- **SUPPLIED MATERIAL**:
━━━━━━━━
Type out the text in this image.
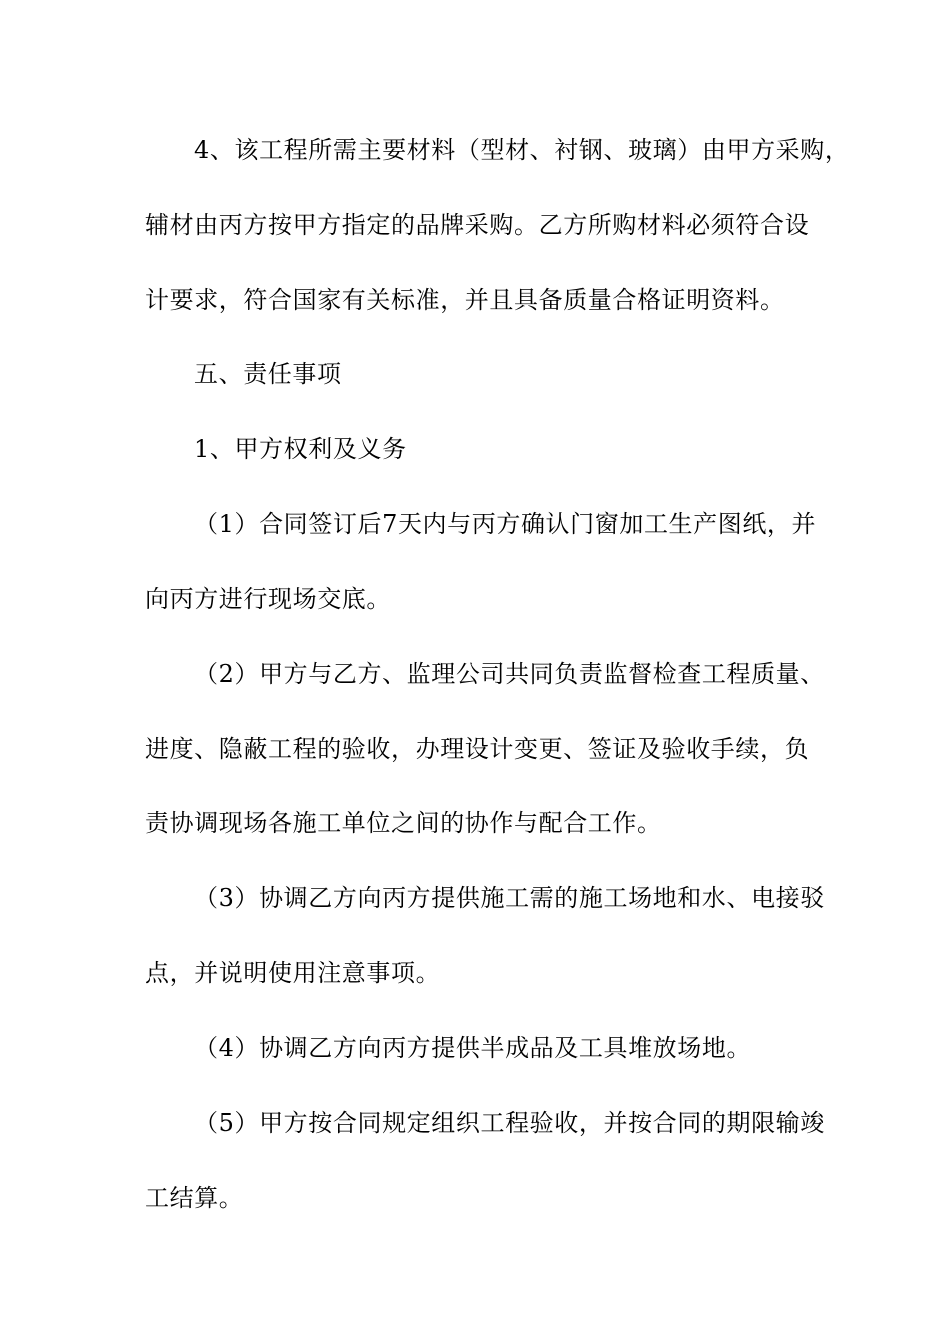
4、该工程所需主要材料（型材、衬钢、玻璃）由甲方采购，
辅材由丙方按甲方指定的品牌采购。乙方所购材料必须符合设
计要求，符合国家有关标准，并且具备质量合格证明资料。
五、责任事项
1、甲方权利及义务
（1）合同签订后7天内与丙方确认门窗加工生产图纸，并
向丙方进行现场交底。
（2）甲方与乙方、监理公司共同负责监督检查工程质量、
进度、隐蔽工程的验收，办理设计变更、签证及验收手续，负
责协调现场各施工单位之间的协作与配合工作。
（3）协调乙方向丙方提供施工需的施工场地和水、电接驳
点，并说明使用注意事项。
（4）协调乙方向丙方提供半成品及工具堆放场地。
（5）甲方按合同规定组织工程验收，并按合同的期限输竣
工结算。
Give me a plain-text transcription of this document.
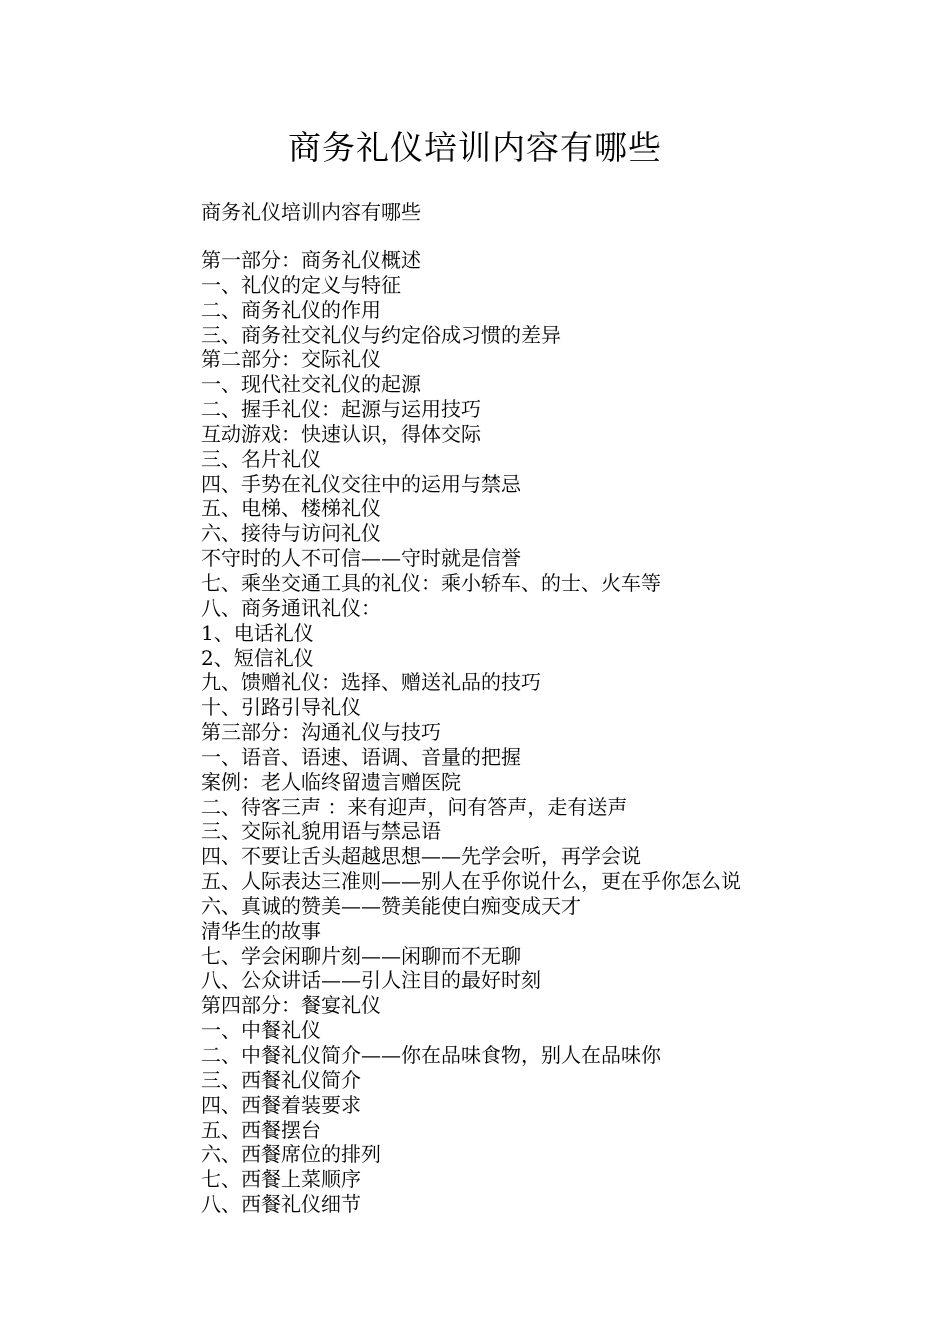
商务礼仪培训内容有哪些

商务礼仪培训内容有哪些

第一部分：商务礼仪概述
一、礼仪的定义与特征
二、商务礼仪的作用
三、商务社交礼仪与约定俗成习惯的差异
第二部分：交际礼仪
一、现代社交礼仪的起源
二、握手礼仪：起源与运用技巧
互动游戏：快速认识，得体交际
三、名片礼仪
四、手势在礼仪交往中的运用与禁忌
五、电梯、楼梯礼仪
六、接待与访问礼仪
不守时的人不可信——守时就是信誉
七、乘坐交通工具的礼仪：乘小轿车、的士、火车等
八、商务通讯礼仪：
1、电话礼仪
2、短信礼仪
九、馈赠礼仪：选择、赠送礼品的技巧
十、引路引导礼仪
第三部分：沟通礼仪与技巧
一、语音、语速、语调、音量的把握
案例：老人临终留遗言赠医院
二、待客三声 ：来有迎声，问有答声，走有送声
三、交际礼貌用语与禁忌语
四、不要让舌头超越思想——先学会听，再学会说
五、人际表达三准则——别人在乎你说什么，更在乎你怎么说
六、真诚的赞美——赞美能使白痴变成天才
清华生的故事
七、学会闲聊片刻——闲聊而不无聊
八、公众讲话——引人注目的最好时刻
第四部分：餐宴礼仪
一、中餐礼仪
二、中餐礼仪简介——你在品味食物，别人在品味你
三、西餐礼仪简介
四、西餐着装要求
五、西餐摆台
六、西餐席位的排列
七、西餐上菜顺序
八、西餐礼仪细节
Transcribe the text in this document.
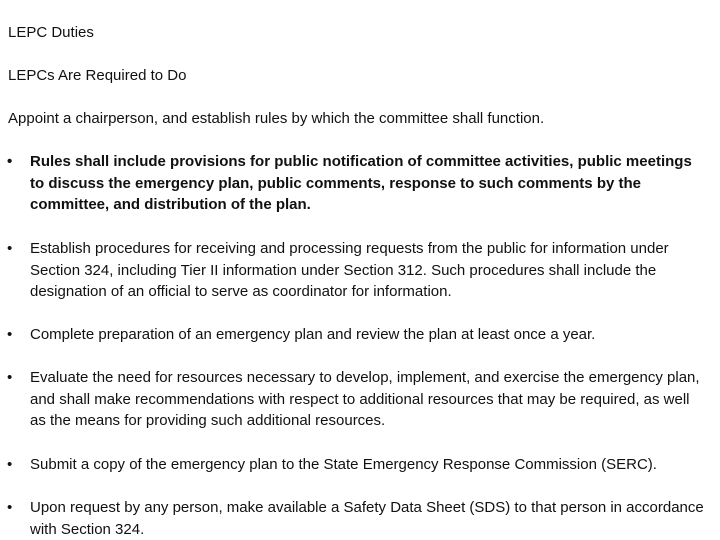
LEPC Duties
LEPCs Are Required to Do
Appoint a chairperson, and establish rules by which the committee shall function.
•	Rules shall include provisions for public notification of committee activities, public meetings to discuss the emergency plan, public comments, response to such comments by the committee, and distribution of the plan.
•	Establish procedures for receiving and processing requests from the public for information under Section 324, including Tier II information under Section 312. Such procedures shall include the designation of an official to serve as coordinator for information.
•	Complete preparation of an emergency plan and review the plan at least once a year.
•	Evaluate the need for resources necessary to develop, implement, and exercise the emergency plan, and shall make recommendations with respect to additional resources that may be required, as well as the means for providing such additional resources.
•	Submit a copy of the emergency plan to the State Emergency Response Commission (SERC).
•	Upon request by any person, make available a Safety Data Sheet (SDS) to that person in accordance with Section 324.
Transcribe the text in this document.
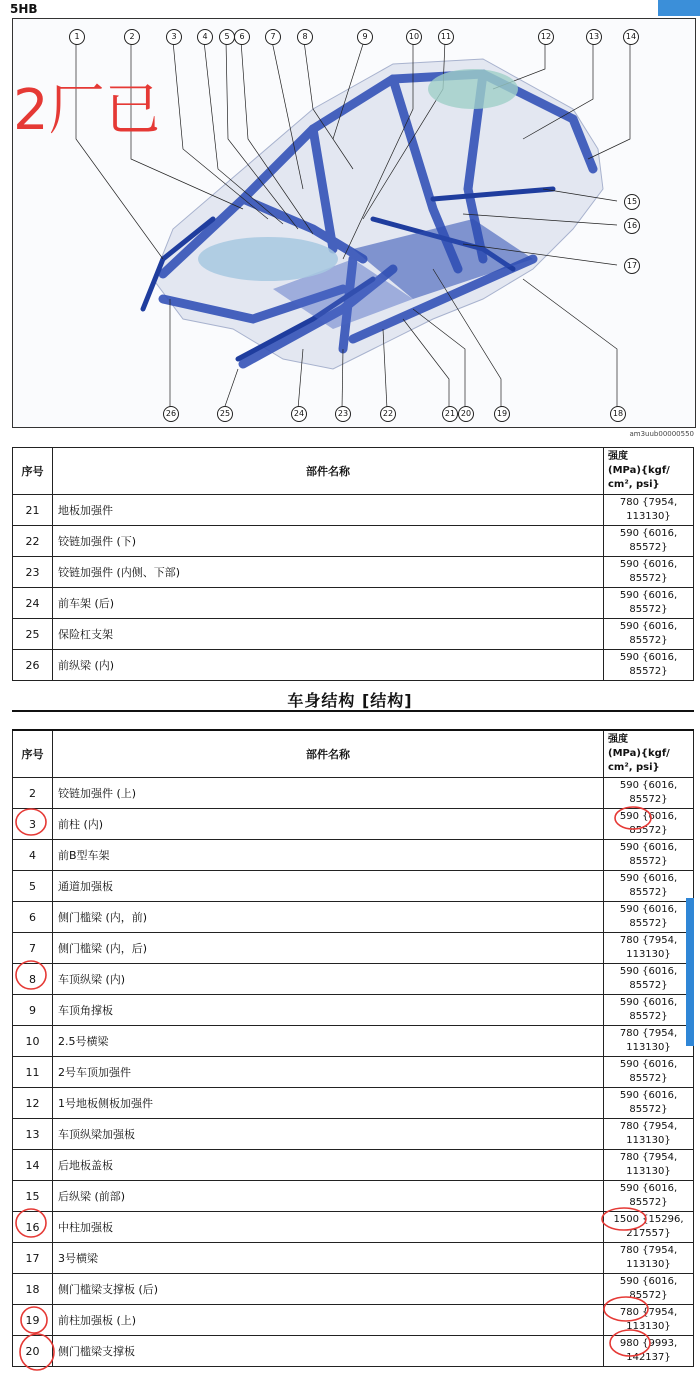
5HB
2厂已
1	2	3	4	5	6	7	8	9	10	11	12	13	14
15
16
17
18
26	25	24	23	22	21 20	19
am3uub00000550
序号	部件名称	强度
(MPa){kgf/
cm², psi}

21	地板加强件	780 {7954,
113130}
22	铰链加强件 (下)	590 {6016,
85572}
23	铰链加强件 (内侧、下部)	590 {6016,
85572}
24	前车架 (后)	590 {6016,
85572}
25	保险杠支架	590 {6016,
85572}
26	前纵梁 (内)	590 {6016,
85572}
车身结构 [结构]
序号	部件名称	强度
(MPa){kgf/
cm², psi}

2	铰链加强件 (上)	590 {6016,
85572}
3	前柱 (内)	590 {6016,
85572}
4	前B型车架	590 {6016,
85572}
5	通道加强板	590 {6016,
85572}
6	侧门槛梁 (内，前)	590 {6016,
85572}
7	侧门槛梁 (内，后)	780 {7954,
113130}
8	车顶纵梁 (内)	590 {6016,
85572}
9	车顶角撑板	590 {6016,
85572}
10	2.5号横梁	780 {7954,
113130}
11	2号车顶加强件	590 {6016,
85572}
12	1号地板侧板加强件	590 {6016,
85572}
13	车顶纵梁加强板	780 {7954,
113130}
14	后地板盖板	780 {7954,
113130}
15	后纵梁 (前部)	590 {6016,
85572}
16	中柱加强板	1500 {15296,
217557}
17	3号横梁	780 {7954,
113130}
18	侧门槛梁支撑板 (后)	590 {6016,
85572}
19	前柱加强板 (上)	780 {7954,
113130}
20	侧门槛梁支撑板	980 {9993,
142137}
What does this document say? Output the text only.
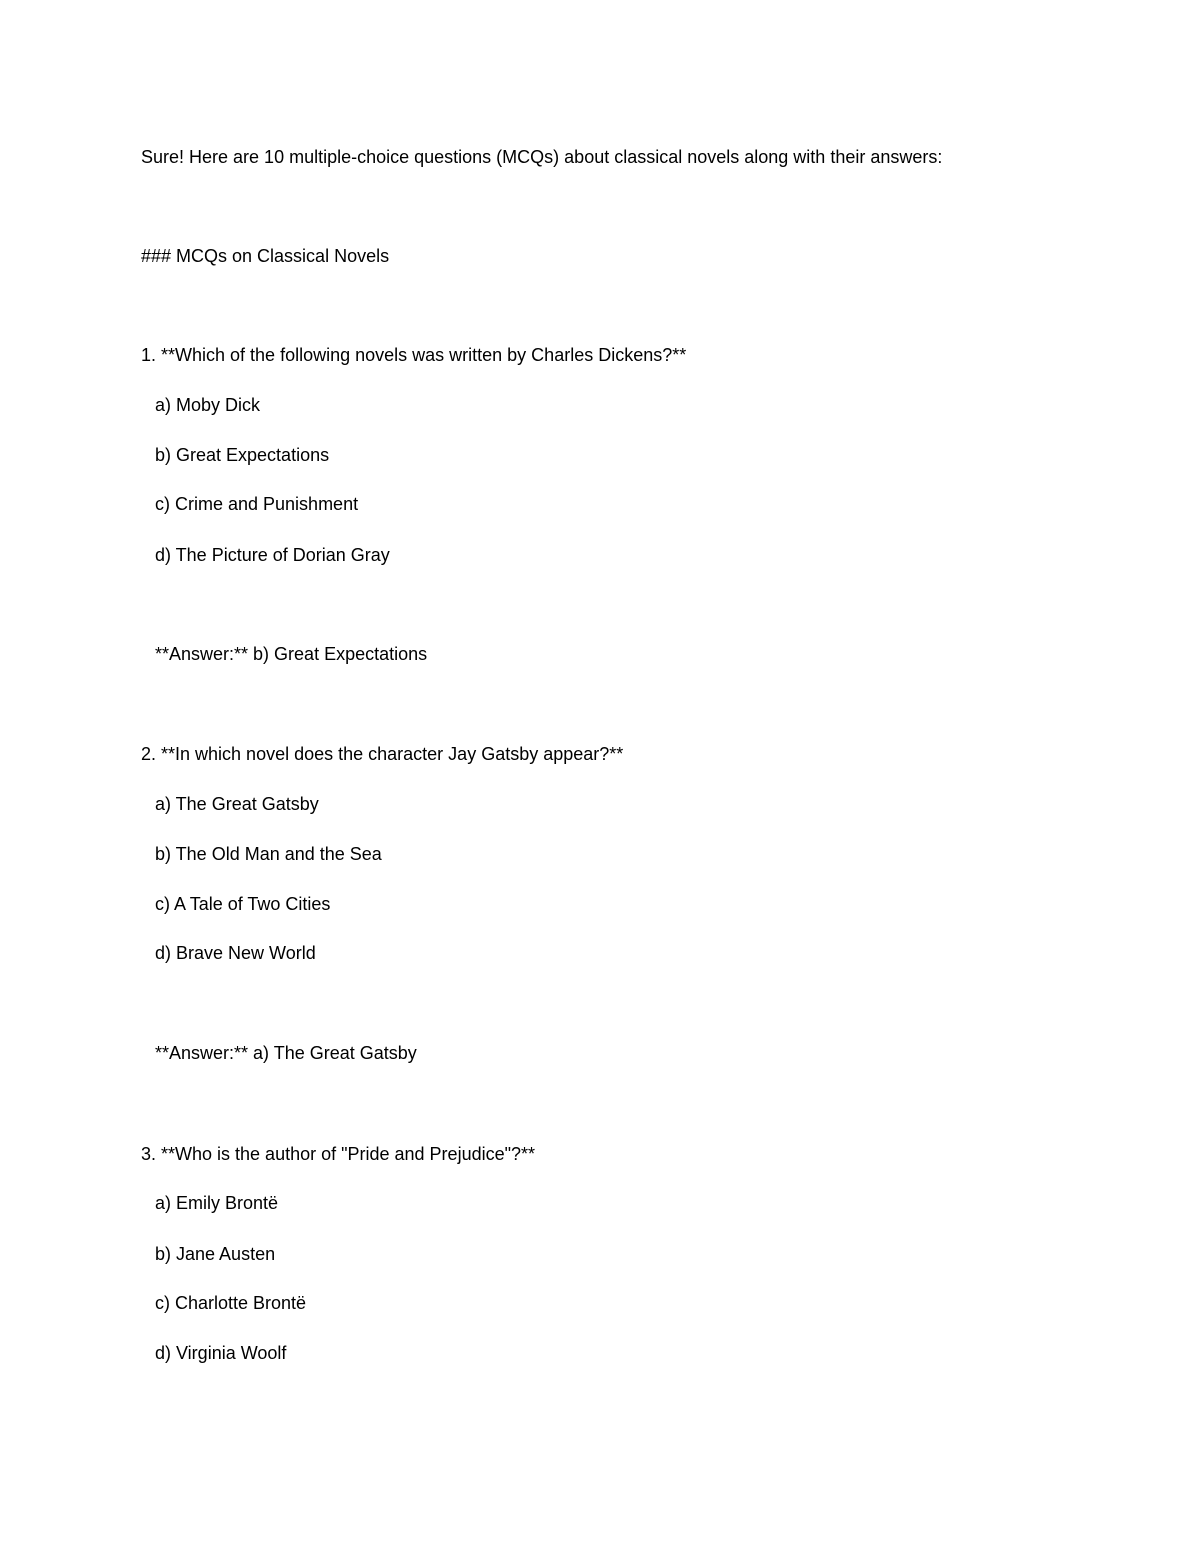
Sure! Here are 10 multiple-choice questions (MCQs) about classical novels along with their answers:
### MCQs on Classical Novels
1. **Which of the following novels was written by Charles Dickens?**
a) Moby Dick
b) Great Expectations
c) Crime and Punishment
d) The Picture of Dorian Gray
**Answer:** b) Great Expectations
2. **In which novel does the character Jay Gatsby appear?**
a) The Great Gatsby
b) The Old Man and the Sea
c) A Tale of Two Cities
d) Brave New World
**Answer:** a) The Great Gatsby
3. **Who is the author of "Pride and Prejudice"?**
a) Emily Brontë
b) Jane Austen
c) Charlotte Brontë
d) Virginia Woolf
━━━━━━━━
- **TASK DETAILS**: Each record above must be returned exactly as written, with its pictures omitted.

- **COMPLETE OUTPUT**:
Type out the text in this image.
4、该工程所需主要材料（型材、衬钢、玻璃）由甲方采购，
辅材由丙方按甲方指定的品牌采购。乙方所购材料必须符合设
计要求，符合国家有关标准，并且具备质量合格证明资料。
五、责任事项
1、甲方权利及义务
（1）合同签订后7天内与丙方确认门窗加工生产图纸，并
向丙方进行现场交底。
（2）甲方与乙方、监理公司共同负责监督检查工程质量、
进度、隐蔽工程的验收，办理设计变更、签证及验收手续，负
责协调现场各施工单位之间的协作与配合工作。
（3）协调乙方向丙方提供施工需的施工场地和水、电接驳
点，并说明使用注意事项。
（4）协调乙方向丙方提供半成品及工具堆放场地。
（5）甲方按合同规定组织工程验收，并按合同的期限输竣
工结算。
Give me a plain-text transcription of this document.
商务礼仪培训内容有哪些

商务礼仪培训内容有哪些

第一部分：商务礼仪概述
一、礼仪的定义与特征
二、商务礼仪的作用
三、商务社交礼仪与约定俗成习惯的差异
第二部分：交际礼仪
一、现代社交礼仪的起源
二、握手礼仪：起源与运用技巧
互动游戏：快速认识，得体交际
三、名片礼仪
四、手势在礼仪交往中的运用与禁忌
五、电梯、楼梯礼仪
六、接待与访问礼仪
不守时的人不可信——守时就是信誉
七、乘坐交通工具的礼仪：乘小轿车、的士、火车等
八、商务通讯礼仪：
1、电话礼仪
2、短信礼仪
九、馈赠礼仪：选择、赠送礼品的技巧
十、引路引导礼仪
第三部分：沟通礼仪与技巧
一、语音、语速、语调、音量的把握
案例：老人临终留遗言赠医院
二、待客三声 ：来有迎声，问有答声，走有送声
三、交际礼貌用语与禁忌语
四、不要让舌头超越思想——先学会听，再学会说
五、人际表达三准则——别人在乎你说什么，更在乎你怎么说
六、真诚的赞美——赞美能使白痴变成天才
清华生的故事
七、学会闲聊片刻——闲聊而不无聊
八、公众讲话——引人注目的最好时刻
第四部分：餐宴礼仪
一、中餐礼仪
二、中餐礼仪简介——你在品味食物，别人在品味你
三、西餐礼仪简介
四、西餐着装要求
五、西餐摆台
六、西餐席位的排列
七、西餐上菜顺序
八、西餐礼仪细节
Transcribe the text in this document.
LEPC Duties
LEPCs Are Required to Do
Appoint a chairperson, and establish rules by which the committee shall function.
•	Rules shall include provisions for public notification of committee activities, public meetings to discuss the emergency plan, public comments, response to such comments by the committee, and distribution of the plan.
•	Establish procedures for receiving and processing requests from the public for information under Section 324, including Tier II information under Section 312. Such procedures shall include the designation of an official to serve as coordinator for information.
•	Complete preparation of an emergency plan and review the plan at least once a year.
•	Evaluate the need for resources necessary to develop, implement, and exercise the emergency plan, and shall make recommendations with respect to additional resources that may be required, as well as the means for providing such additional resources.
•	Submit a copy of the emergency plan to the State Emergency Response Commission (SERC).
•	Upon request by any person, make available a Safety Data Sheet (SDS) to that person in accordance with Section 324.
Transcribe the text in this document.
5HB
2厂已
1	2	3	4	5	6	7	8	9	10	11	12	13	14
15
16
17
18
26	25	24	23	22	21 20	19
am3uub00000550
序号	部件名称	强度
(MPa){kgf/
cm², psi}

21	地板加强件	780 {7954,
113130}
22	铰链加强件 (下)	590 {6016,
85572}
23	铰链加强件 (内侧、下部)	590 {6016,
85572}
24	前车架 (后)	590 {6016,
85572}
25	保险杠支架	590 {6016,
85572}
26	前纵梁 (内)	590 {6016,
85572}
车身结构 [结构]
序号	部件名称	强度
(MPa){kgf/
cm², psi}

2	铰链加强件 (上)	590 {6016,
85572}
3	前柱 (内)	590 {6016,
85572}
4	前B型车架	590 {6016,
85572}
5	通道加强板	590 {6016,
85572}
6	侧门槛梁 (内，前)	590 {6016,
85572}
7	侧门槛梁 (内，后)	780 {7954,
113130}
8	车顶纵梁 (内)	590 {6016,
85572}
9	车顶角撑板	590 {6016,
85572}
10	2.5号横梁	780 {7954,
113130}
11	2号车顶加强件	590 {6016,
85572}
12	1号地板侧板加强件	590 {6016,
85572}
13	车顶纵梁加强板	780 {7954,
113130}
14	后地板盖板	780 {7954,
113130}
15	后纵梁 (前部)	590 {6016,
85572}
16	中柱加强板	1500 {15296,
217557}
17	3号横梁	780 {7954,
113130}
18	侧门槛梁支撑板 (后)	590 {6016,
85572}
19	前柱加强板 (上)	780 {7954,
113130}
20	侧门槛梁支撑板	980 {9993,
142137}
What does this document say? Output the text only.
Sure! Here are 10 multiple-choice questions (MCQs) about classical novels along with their answers:
### MCQs on Classical Novels
1. **Which of the following novels was written by Charles Dickens?**
a) Moby Dick
b) Great Expectations
c) Crime and Punishment
d) The Picture of Dorian Gray
**Answer:** b) Great Expectations
2. **In which novel does the character Jay Gatsby appear?**
a) The Great Gatsby
b) The Old Man and the Sea
c) A Tale of Two Cities
d) Brave New World
**Answer:** a) The Great Gatsby
3. **Who is the author of "Pride and Prejudice"?**
a) Emily Brontë
b) Jane Austen
c) Charlotte Brontë
d) Virginia Woolf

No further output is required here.